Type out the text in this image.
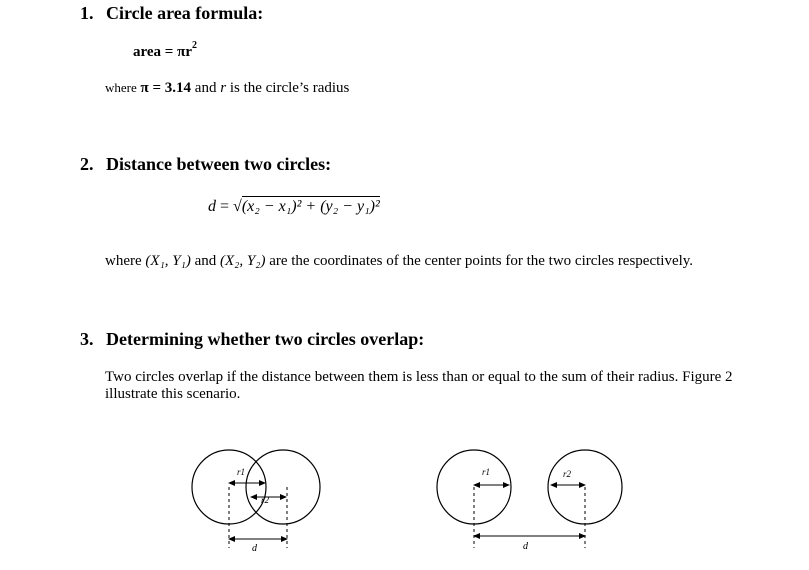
1. Circle area formula:
area = $\pi r^2$
where π = 3.14 and r is the circle’s radius
2. Distance between two circles:
d = √(x₂ − x₁)² + (y₂ − y₁)²
where (X₁, Y₁) and (X₂, Y₂) are the coordinates of the center points for the two circles respectively.
3. Determining whether two circles overlap:
Two circles overlap if the distance between them is less than or equal to the sum of their radius. Figure 2 illustrate this scenario.
r1
r2
d
r1	r2
d
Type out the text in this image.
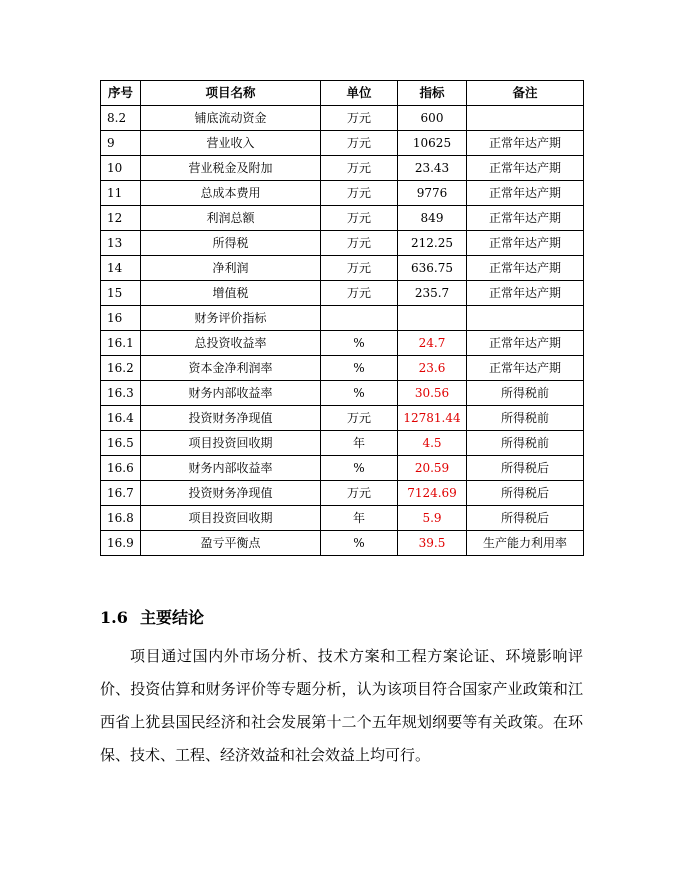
序号	项目名称	单位	指标	备注
8.2	铺底流动资金	万元	600	
9	营业收入	万元	10625	正常年达产期
10	营业税金及附加	万元	23.43	正常年达产期
11	总成本费用	万元	9776	正常年达产期
12	利润总额	万元	849	正常年达产期
13	所得税	万元	212.25	正常年达产期
14	净利润	万元	636.75	正常年达产期
15	增值税	万元	235.7	正常年达产期
16	财务评价指标			
16.1	总投资收益率	%	24.7	正常年达产期
16.2	资本金净利润率	%	23.6	正常年达产期
16.3	财务内部收益率	%	30.56	所得税前
16.4	投资财务净现值	万元	12781.44	所得税前
16.5	项目投资回收期	年	4.5	所得税前
16.6	财务内部收益率	%	20.59	所得税后
16.7	投资财务净现值	万元	7124.69	所得税后
16.8	项目投资回收期	年	5.9	所得税后
16.9	盈亏平衡点	%	39.5	生产能力利用率
1.6 主要结论

项目通过国内外市场分析、技术方案和工程方案论证、环境影响评价、投资估算和财务评价等专题分析，认为该项目符合国家产业政策和江西省上犹县国民经济和社会发展第十二个五年规划纲要等有关政策。在环保、技术、工程、经济效益和社会效益上均可行。
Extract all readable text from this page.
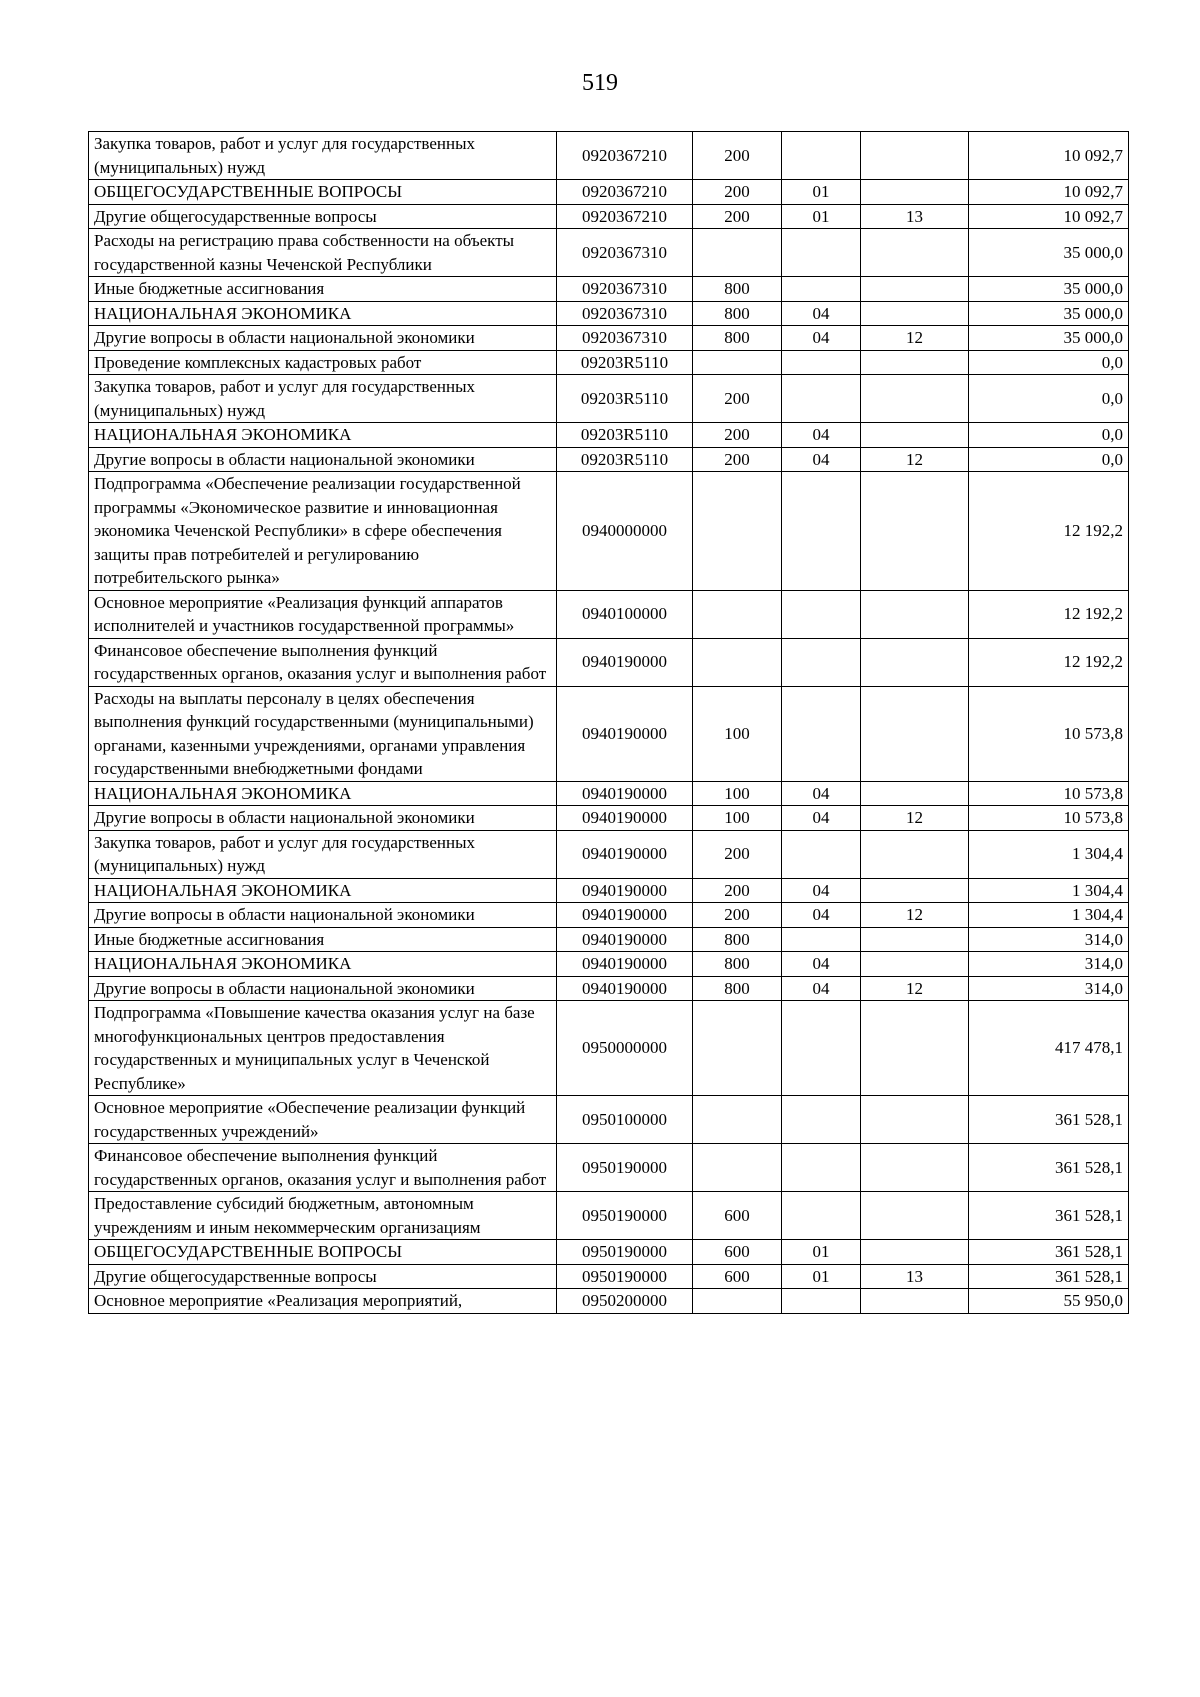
519
Закупка товаров, работ и услуг для государственных (муниципальных) нужд	0920367210	200			10 092,7
ОБЩЕГОСУДАРСТВЕННЫЕ ВОПРОСЫ	0920367210	200	01		10 092,7
Другие общегосударственные вопросы	0920367210	200	01	13	10 092,7
Расходы на регистрацию права собственности на объекты государственной казны Чеченской Республики	0920367310				35 000,0
Иные бюджетные ассигнования	0920367310	800			35 000,0
НАЦИОНАЛЬНАЯ ЭКОНОМИКА	0920367310	800	04		35 000,0
Другие вопросы в области национальной экономики	0920367310	800	04	12	35 000,0
Проведение комплексных кадастровых работ	09203R5110				0,0
Закупка товаров, работ и услуг для государственных (муниципальных) нужд	09203R5110	200			0,0
НАЦИОНАЛЬНАЯ ЭКОНОМИКА	09203R5110	200	04		0,0
Другие вопросы в области национальной экономики	09203R5110	200	04	12	0,0
Подпрограмма «Обеспечение реализации государственной программы «Экономическое развитие и инновационная экономика Чеченской Республики» в сфере обеспечения защиты прав потребителей и регулированию потребительского рынка»	0940000000				12 192,2
Основное мероприятие «Реализация функций аппаратов исполнителей и участников государственной программы»	0940100000				12 192,2
Финансовое обеспечение выполнения функций государственных органов, оказания услуг и выполнения работ	0940190000				12 192,2
Расходы на выплаты персоналу в целях обеспечения выполнения функций государственными (муниципальными) органами, казенными учреждениями, органами управления государственными внебюджетными фондами	0940190000	100			10 573,8
НАЦИОНАЛЬНАЯ ЭКОНОМИКА	0940190000	100	04		10 573,8
Другие вопросы в области национальной экономики	0940190000	100	04	12	10 573,8
Закупка товаров, работ и услуг для государственных (муниципальных) нужд	0940190000	200			1 304,4
НАЦИОНАЛЬНАЯ ЭКОНОМИКА	0940190000	200	04		1 304,4
Другие вопросы в области национальной экономики	0940190000	200	04	12	1 304,4
Иные бюджетные ассигнования	0940190000	800			314,0
НАЦИОНАЛЬНАЯ ЭКОНОМИКА	0940190000	800	04		314,0
Другие вопросы в области национальной экономики	0940190000	800	04	12	314,0
Подпрограмма «Повышение качества оказания услуг на базе многофункциональных центров предоставления государственных и муниципальных услуг в Чеченской Республике»	0950000000				417 478,1
Основное мероприятие «Обеспечение реализации функций государственных учреждений»	0950100000				361 528,1
Финансовое обеспечение выполнения функций государственных органов, оказания услуг и выполнения работ	0950190000				361 528,1
Предоставление субсидий бюджетным, автономным учреждениям и иным некоммерческим организациям	0950190000	600			361 528,1
ОБЩЕГОСУДАРСТВЕННЫЕ ВОПРОСЫ	0950190000	600	01		361 528,1
Другие общегосударственные вопросы	0950190000	600	01	13	361 528,1
Основное мероприятие «Реализация мероприятий,	0950200000				55 950,0
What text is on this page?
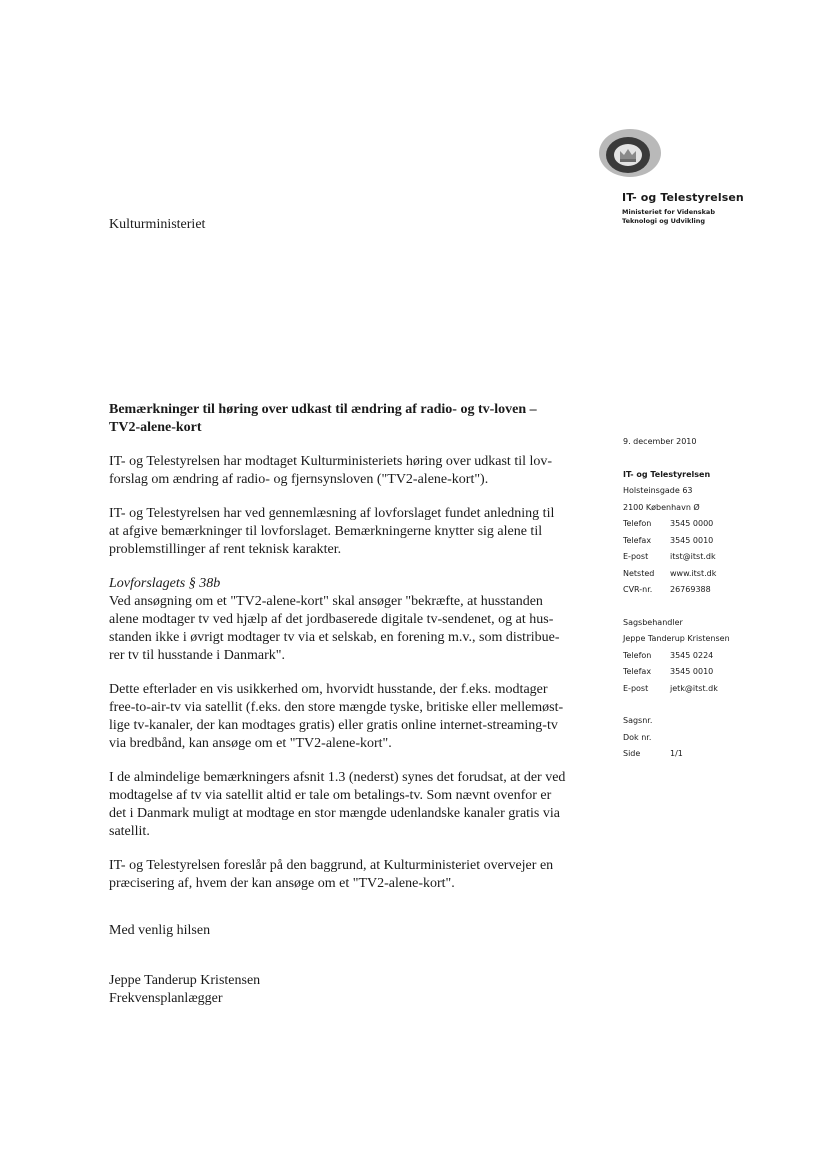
IT- og Telestyrelsen
Ministeriet for Videnskab
Teknologi og Udvikling
Kulturministeriet
Bemærkninger til høring over udkast til ændring af radio- og tv-loven –
TV2-alene-kort
IT- og Telestyrelsen har modtaget Kulturministeriets høring over udkast til lov-
forslag om ændring af radio- og fjernsynsloven ("TV2-alene-kort").
IT- og Telestyrelsen har ved gennemlæsning af lovforslaget fundet anledning til
at afgive bemærkninger til lovforslaget. Bemærkningerne knytter sig alene til
problemstillinger af rent teknisk karakter.
Lovforslagets § 38b
Ved ansøgning om et "TV2-alene-kort" skal ansøger "bekræfte, at husstanden
alene modtager tv ved hjælp af det jordbaserede digitale tv-sendenet, og at hus-
standen ikke i øvrigt modtager tv via et selskab, en forening m.v., som distribue-
rer tv til husstande i Danmark".
Dette efterlader en vis usikkerhed om, hvorvidt husstande, der f.eks. modtager
free-to-air-tv via satellit (f.eks. den store mængde tyske, britiske eller mellemøst-
lige tv-kanaler, der kan modtages gratis) eller gratis online internet-streaming-tv
via bredbånd, kan ansøge om et "TV2-alene-kort".
I de almindelige bemærkningers afsnit 1.3 (nederst) synes det forudsat, at der ved
modtagelse af tv via satellit altid er tale om betalings-tv. Som nævnt ovenfor er
det i Danmark muligt at modtage en stor mængde udenlandske kanaler gratis via
satellit.
IT- og Telestyrelsen foreslår på den baggrund, at Kulturministeriet overvejer en
præcisering af, hvem der kan ansøge om et "TV2-alene-kort".
Med venlig hilsen
Jeppe Tanderup Kristensen
Frekvensplanlægger
9. december 2010
IT- og Telestyrelsen
Holsteinsgade 63
2100 København Ø
Telefon	3545 0000
Telefax	3545 0010
E-post	itst@itst.dk
Netsted	www.itst.dk
CVR-nr.	26769388
Sagsbehandler
Jeppe Tanderup Kristensen
Telefon	3545 0224
Telefax	3545 0010
E-post	jetk@itst.dk
Sagsnr.
Dok nr.
Side	1/1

DIRECTIONS →
Excluding the pictures, reproduce every entry exactly as given.

RESULT BELOW →
Type out the text in this image.
1. Circle area formula:
area = $\pi r^2$
where π = 3.14 and r is the circle’s radius
2. Distance between two circles:
d = √(x₂ − x₁)² + (y₂ − y₁)²
where (X₁, Y₁) and (X₂, Y₂) are the coordinates of the center points for the two circles respectively.
3. Determining whether two circles overlap:
Two circles overlap if the distance between them is less than or equal to the sum of their radius. Figure 2 illustrate this scenario.
r1
r2
d
r1	r2
d
Type out the text in this image.
序号	项目名称	单位	指标	备注
8.2	铺底流动资金	万元	600	
9	营业收入	万元	10625	正常年达产期
10	营业税金及附加	万元	23.43	正常年达产期
11	总成本费用	万元	9776	正常年达产期
12	利润总额	万元	849	正常年达产期
13	所得税	万元	212.25	正常年达产期
14	净利润	万元	636.75	正常年达产期
15	增值税	万元	235.7	正常年达产期
16	财务评价指标			
16.1	总投资收益率	%	24.7	正常年达产期
16.2	资本金净利润率	%	23.6	正常年达产期
16.3	财务内部收益率	%	30.56	所得税前
16.4	投资财务净现值	万元	12781.44	所得税前
16.5	项目投资回收期	年	4.5	所得税前
16.6	财务内部收益率	%	20.59	所得税后
16.7	投资财务净现值	万元	7124.69	所得税后
16.8	项目投资回收期	年	5.9	所得税后
16.9	盈亏平衡点	%	39.5	生产能力利用率
1.6 主要结论

项目通过国内外市场分析、技术方案和工程方案论证、环境影响评价、投资估算和财务评价等专题分析，认为该项目符合国家产业政策和江西省上犹县国民经济和社会发展第十二个五年规划纲要等有关政策。在环保、技术、工程、经济效益和社会效益上均可行。
Extract all readable text from this page.
519
Закупка товаров, работ и услуг для государственных (муниципальных) нужд	0920367210	200			10 092,7
ОБЩЕГОСУДАРСТВЕННЫЕ ВОПРОСЫ	0920367210	200	01		10 092,7
Другие общегосударственные вопросы	0920367210	200	01	13	10 092,7
Расходы на регистрацию права собственности на объекты государственной казны Чеченской Республики	0920367310				35 000,0
Иные бюджетные ассигнования	0920367310	800			35 000,0
НАЦИОНАЛЬНАЯ ЭКОНОМИКА	0920367310	800	04		35 000,0
Другие вопросы в области национальной экономики	0920367310	800	04	12	35 000,0
Проведение комплексных кадастровых работ	09203R5110				0,0
Закупка товаров, работ и услуг для государственных (муниципальных) нужд	09203R5110	200			0,0
НАЦИОНАЛЬНАЯ ЭКОНОМИКА	09203R5110	200	04		0,0
Другие вопросы в области национальной экономики	09203R5110	200	04	12	0,0
Подпрограмма «Обеспечение реализации государственной программы «Экономическое развитие и инновационная экономика Чеченской Республики» в сфере обеспечения защиты прав потребителей и регулированию потребительского рынка»	0940000000				12 192,2
Основное мероприятие «Реализация функций аппаратов исполнителей и участников государственной программы»	0940100000				12 192,2
Финансовое обеспечение выполнения функций государственных органов, оказания услуг и выполнения работ	0940190000				12 192,2
Расходы на выплаты персоналу в целях обеспечения выполнения функций государственными (муниципальными) органами, казенными учреждениями, органами управления государственными внебюджетными фондами	0940190000	100			10 573,8
НАЦИОНАЛЬНАЯ ЭКОНОМИКА	0940190000	100	04		10 573,8
Другие вопросы в области национальной экономики	0940190000	100	04	12	10 573,8
Закупка товаров, работ и услуг для государственных (муниципальных) нужд	0940190000	200			1 304,4
НАЦИОНАЛЬНАЯ ЭКОНОМИКА	0940190000	200	04		1 304,4
Другие вопросы в области национальной экономики	0940190000	200	04	12	1 304,4
Иные бюджетные ассигнования	0940190000	800			314,0
НАЦИОНАЛЬНАЯ ЭКОНОМИКА	0940190000	800	04		314,0
Другие вопросы в области национальной экономики	0940190000	800	04	12	314,0
Подпрограмма «Повышение качества оказания услуг на базе многофункциональных центров предоставления государственных и муниципальных услуг в Чеченской Республике»	0950000000				417 478,1
Основное мероприятие «Обеспечение реализации функций государственных учреждений»	0950100000				361 528,1
Финансовое обеспечение выполнения функций государственных органов, оказания услуг и выполнения работ	0950190000				361 528,1
Предоставление субсидий бюджетным, автономным учреждениям и иным некоммерческим организациям	0950190000	600			361 528,1
ОБЩЕГОСУДАРСТВЕННЫЕ ВОПРОСЫ	0950190000	600	01		361 528,1
Другие общегосударственные вопросы	0950190000	600	01	13	361 528,1
Основное мероприятие «Реализация мероприятий,	0950200000				55 950,0
What text is on this page?
IT- og Telestyrelsen
Ministeriet for Videnskab
Teknologi og Udvikling
Kulturministeriet
Bemærkninger til høring over udkast til ændring af radio- og tv-loven –
TV2-alene-kort
IT- og Telestyrelsen har modtaget Kulturministeriets høring over udkast til lov-
forslag om ændring af radio- og fjernsynsloven ("TV2-alene-kort").
IT- og Telestyrelsen har ved gennemlæsning af lovforslaget fundet anledning til
at afgive bemærkninger til lovforslaget. Bemærkningerne knytter sig alene til
problemstillinger af rent teknisk karakter.
Lovforslagets § 38b
Ved ansøgning om et "TV2-alene-kort" skal ansøger "bekræfte, at husstanden
alene modtager tv ved hjælp af det jordbaserede digitale tv-sendenet, og at hus-
standen ikke i øvrigt modtager tv via et selskab, en forening m.v., som distribue-
rer tv til husstande i Danmark".
Dette efterlader en vis usikkerhed om, hvorvidt husstande, der f.eks. modtager
free-to-air-tv via satellit (f.eks. den store mængde tyske, britiske eller mellemøst-
lige tv-kanaler, der kan modtages gratis) eller gratis online internet-streaming-tv
via bredbånd, kan ansøge om et "TV2-alene-kort".
I de almindelige bemærkningers afsnit 1.3 (nederst) synes det forudsat, at der ved
modtagelse af tv via satellit altid er tale om betalings-tv. Som nævnt ovenfor er
det i Danmark muligt at modtage en stor mængde udenlandske kanaler gratis via
satellit.
IT- og Telestyrelsen foreslår på den baggrund, at Kulturministeriet overvejer en
præcisering af, hvem der kan ansøge om et "TV2-alene-kort".
Med venlig hilsen
Jeppe Tanderup Kristensen
Frekvensplanlægger
9. december 2010
IT- og Telestyrelsen
Holsteinsgade 63
2100 København Ø
Telefon	3545 0000
Telefax	3545 0010
E-post	itst@itst.dk
Netsted	www.itst.dk
CVR-nr.	26769388
Sagsbehandler
Jeppe Tanderup Kristensen
Telefon	3545 0224
Telefax	3545 0010
E-post	jetk@itst.dk
Sagsnr.
Dok nr.
Side	1/1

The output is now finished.